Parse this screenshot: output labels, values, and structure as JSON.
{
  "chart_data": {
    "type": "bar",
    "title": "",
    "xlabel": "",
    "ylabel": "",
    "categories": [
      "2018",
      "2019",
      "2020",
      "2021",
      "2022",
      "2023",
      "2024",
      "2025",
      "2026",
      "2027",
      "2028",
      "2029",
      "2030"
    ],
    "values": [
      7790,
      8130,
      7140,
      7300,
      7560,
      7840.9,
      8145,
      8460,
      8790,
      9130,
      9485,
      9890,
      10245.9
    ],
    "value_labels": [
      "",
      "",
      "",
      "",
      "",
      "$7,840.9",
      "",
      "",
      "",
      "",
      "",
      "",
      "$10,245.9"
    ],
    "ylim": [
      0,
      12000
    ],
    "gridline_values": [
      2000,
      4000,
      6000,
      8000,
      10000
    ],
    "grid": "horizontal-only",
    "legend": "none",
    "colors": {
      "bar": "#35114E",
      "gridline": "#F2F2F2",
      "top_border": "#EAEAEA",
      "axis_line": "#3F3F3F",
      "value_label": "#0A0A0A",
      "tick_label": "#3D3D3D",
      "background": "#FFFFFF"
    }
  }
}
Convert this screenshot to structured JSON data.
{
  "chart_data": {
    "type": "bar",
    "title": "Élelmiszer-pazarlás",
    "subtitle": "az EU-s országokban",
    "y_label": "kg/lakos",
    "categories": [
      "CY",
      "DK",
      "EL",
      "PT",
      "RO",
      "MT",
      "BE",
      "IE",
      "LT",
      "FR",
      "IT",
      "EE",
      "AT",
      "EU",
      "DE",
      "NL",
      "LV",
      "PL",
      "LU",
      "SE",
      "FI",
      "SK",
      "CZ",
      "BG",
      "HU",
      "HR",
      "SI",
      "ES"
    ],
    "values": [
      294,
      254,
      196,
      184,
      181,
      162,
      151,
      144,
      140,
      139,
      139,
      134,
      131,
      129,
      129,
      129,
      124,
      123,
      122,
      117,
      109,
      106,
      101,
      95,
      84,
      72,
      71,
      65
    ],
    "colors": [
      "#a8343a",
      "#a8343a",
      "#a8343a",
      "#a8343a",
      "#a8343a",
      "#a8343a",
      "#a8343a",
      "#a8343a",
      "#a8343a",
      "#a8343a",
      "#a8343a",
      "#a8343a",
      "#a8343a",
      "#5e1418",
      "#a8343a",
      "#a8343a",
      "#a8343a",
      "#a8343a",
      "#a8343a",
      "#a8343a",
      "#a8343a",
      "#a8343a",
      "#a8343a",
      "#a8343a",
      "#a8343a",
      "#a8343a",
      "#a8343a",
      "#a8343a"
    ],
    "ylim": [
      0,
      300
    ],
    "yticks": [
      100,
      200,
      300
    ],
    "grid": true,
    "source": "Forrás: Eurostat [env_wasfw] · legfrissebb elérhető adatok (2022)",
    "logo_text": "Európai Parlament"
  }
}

» What you should do:
Restate all of the entries exactly, please.

» Finished task:
Parse this screenshot: output labels, values, and structure as JSON.
{
  "chart_data": {
    "type": "bar",
    "title": "",
    "xlabel": "",
    "ylabel": "",
    "categories": [
      "2018",
      "2019",
      "2020",
      "2021",
      "2022",
      "2023",
      "2024",
      "2025",
      "2026",
      "2027",
      "2028",
      "2029",
      "2030"
    ],
    "values": [
      7790,
      8130,
      7140,
      7300,
      7560,
      7840.9,
      8145,
      8460,
      8790,
      9130,
      9485,
      9890,
      10245.9
    ],
    "value_labels": [
      "",
      "",
      "",
      "",
      "",
      "$7,840.9",
      "",
      "",
      "",
      "",
      "",
      "",
      "$10,245.9"
    ],
    "ylim": [
      0,
      12000
    ],
    "gridline_values": [
      2000,
      4000,
      6000,
      8000,
      10000
    ],
    "grid": "horizontal-only",
    "legend": "none",
    "colors": {
      "bar": "#35114E",
      "gridline": "#F2F2F2",
      "top_border": "#EAEAEA",
      "axis_line": "#3F3F3F",
      "value_label": "#0A0A0A",
      "tick_label": "#3D3D3D",
      "background": "#FFFFFF"
    }
  }
}
Convert this screenshot to structured JSON data.
{
  "chart_data": {
    "type": "bar",
    "title": "Élelmiszer-pazarlás",
    "subtitle": "az EU-s országokban",
    "y_label": "kg/lakos",
    "categories": [
      "CY",
      "DK",
      "EL",
      "PT",
      "RO",
      "MT",
      "BE",
      "IE",
      "LT",
      "FR",
      "IT",
      "EE",
      "AT",
      "EU",
      "DE",
      "NL",
      "LV",
      "PL",
      "LU",
      "SE",
      "FI",
      "SK",
      "CZ",
      "BG",
      "HU",
      "HR",
      "SI",
      "ES"
    ],
    "values": [
      294,
      254,
      196,
      184,
      181,
      162,
      151,
      144,
      140,
      139,
      139,
      134,
      131,
      129,
      129,
      129,
      124,
      123,
      122,
      117,
      109,
      106,
      101,
      95,
      84,
      72,
      71,
      65
    ],
    "colors": [
      "#a8343a",
      "#a8343a",
      "#a8343a",
      "#a8343a",
      "#a8343a",
      "#a8343a",
      "#a8343a",
      "#a8343a",
      "#a8343a",
      "#a8343a",
      "#a8343a",
      "#a8343a",
      "#a8343a",
      "#5e1418",
      "#a8343a",
      "#a8343a",
      "#a8343a",
      "#a8343a",
      "#a8343a",
      "#a8343a",
      "#a8343a",
      "#a8343a",
      "#a8343a",
      "#a8343a",
      "#a8343a",
      "#a8343a",
      "#a8343a",
      "#a8343a"
    ],
    "ylim": [
      0,
      300
    ],
    "yticks": [
      100,
      200,
      300
    ],
    "grid": true,
    "source": "Forrás: Eurostat [env_wasfw] · legfrissebb elérhető adatok (2022)",
    "logo_text": "Európai Parlament"
  }
}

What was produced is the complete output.